_Selection_.
++++++++++

Lego Indiana Jones
- Sub‑themes: Raiders of the Lost Ark; The Temple of Doom; The Last Crusade; The Kingdom of the Crystal Skull;
- Subject: Indiana Jones
- Licensed from: Lucasfilm (The Walt Disney Company)
- Availability: 2008–2009, 2023
- Total sets: 22
- Official website

= Lego Indiana Jones =

Lego theme

Lego Indiana Jones is a Lego theme based on the Indiana Jones film franchise created by George Lucas, licensed from Lucasfilm. The exclusive franchise (for the 'Construction Category Rights') was first announced in June 2007, and followed the successful Lego Star Wars franchise, also with Lucasfilm. The first set of products were launched in 2008, based upon two of the three earlier films (Raiders of the Lost Ark and The Last Crusade). Sets featuring scenes from the fourth film, Indiana Jones and the Kingdom of the Crystal Skull, were released alongside the film, later in 2008. The Temple of Doom film was not featured until 2009, in a large set which re-created the mine-cart chase using new narrow-gauge Lego train track.

++++++++++

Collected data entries
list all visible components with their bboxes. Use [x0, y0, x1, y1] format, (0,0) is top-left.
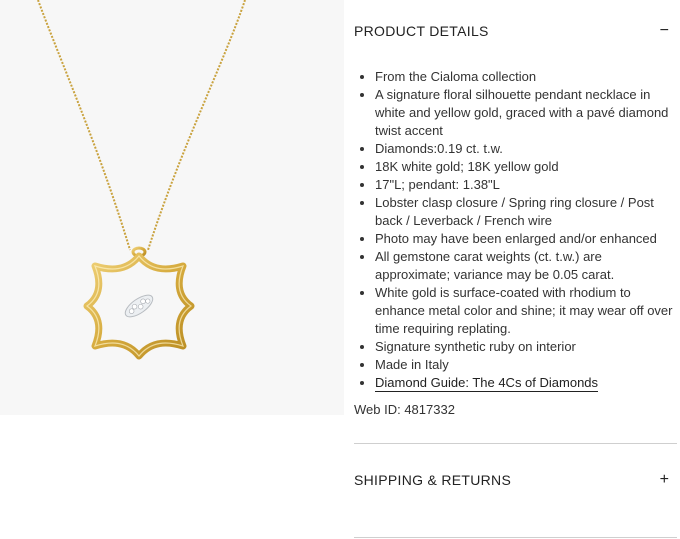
list-item: Lobster clasp closure / Spring ring clos…: [375, 194, 677, 230]
list-item: Diamonds:0.19 ct. t.w.: [375, 140, 677, 158]
product-info-panel: PRODUCT DETAILS − From the Cialoma colle…: [354, 0, 677, 516]
list-item: White gold is surface-coated with rhodiu…: [375, 284, 677, 338]
list-item: From the Cialoma collection: [375, 68, 677, 86]
list-item: All gemstone carat weights (ct. t.w.) ar…: [375, 248, 677, 284]
list-item: 18K white gold; 18K yellow gold: [375, 158, 677, 176]
web-id: Web ID: 4817332: [354, 402, 455, 417]
collapse-icon[interactable]: −: [660, 23, 669, 39]
list-item: Photo may have been enlarged and/or enha…: [375, 230, 677, 248]
list-item: 17"L; pendant: 1.38"L: [375, 176, 677, 194]
list-item: Diamond Guide: The 4Cs of Diamonds: [375, 374, 677, 392]
pendant-necklace-image: [37, 0, 246, 360]
diamond-guide-link[interactable]: Diamond Guide: The 4Cs of Diamonds: [375, 375, 599, 392]
divider: [354, 537, 677, 538]
product-details-list: From the Cialoma collection A signature …: [354, 68, 677, 392]
product-image[interactable]: [0, 0, 344, 415]
list-item: A signature floral silhouette pendant ne…: [375, 86, 677, 140]
list-item: Made in Italy: [375, 356, 677, 374]
product-details-title: PRODUCT DETAILS: [354, 23, 489, 39]
shipping-returns-title: SHIPPING & RETURNS: [354, 472, 512, 488]
shipping-returns-header[interactable]: SHIPPING & RETURNS +: [354, 444, 677, 516]
expand-icon[interactable]: +: [660, 472, 669, 488]
list-item: Signature synthetic ruby on interior: [375, 338, 677, 356]
product-details-header[interactable]: PRODUCT DETAILS −: [354, 0, 677, 62]
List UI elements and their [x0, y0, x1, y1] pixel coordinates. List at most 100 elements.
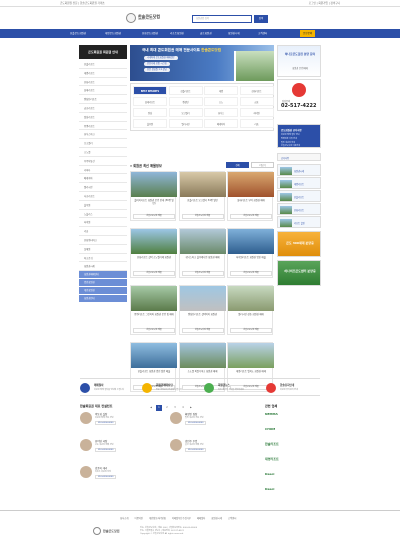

++++++++++

_Requirement A_.
Answer these questions about the Lego Indiana Jones text:
(i) When was the franchise first announced?
(ii) How many total sets does the theme have?
(iii) What scene did the 2009 Temple of Doom set re-create?
_Requirement B_.
In the records, swap "Cialoma collection" for "Cialoma line" throughout the stretch from the line containing "list-item: Lobster clasp" through the line containing "list-item: 18K white". Give only those lines, with nothing else changed.

_Problem solution A_.
(i) June 2007
(ii) 22
(iii) The mine-cart chase, using new narrow-gauge Lego train track

_Problem solution B_.
list-item: Lobster clasp closure / Spring ring clos…: [375, 194, 677, 230]
list-item: Diamonds:0.19 ct. t.w.: [375, 140, 677, 158]
product-info-panel: PRODUCT DETAILS − From the Cialoma colle…: [354, 0, 677, 516]
list-item: White gold is surface-coated with rhodiu…: [375, 284, 677, 338]
list-item: From the Cialoma line: [375, 68, 677, 86]
list-item: All gemstone carat weights (ct. t.w.) ar…: [375, 248, 677, 284]
list-item: 18K white gold; 18K yellow gold: [375, 158, 677, 176]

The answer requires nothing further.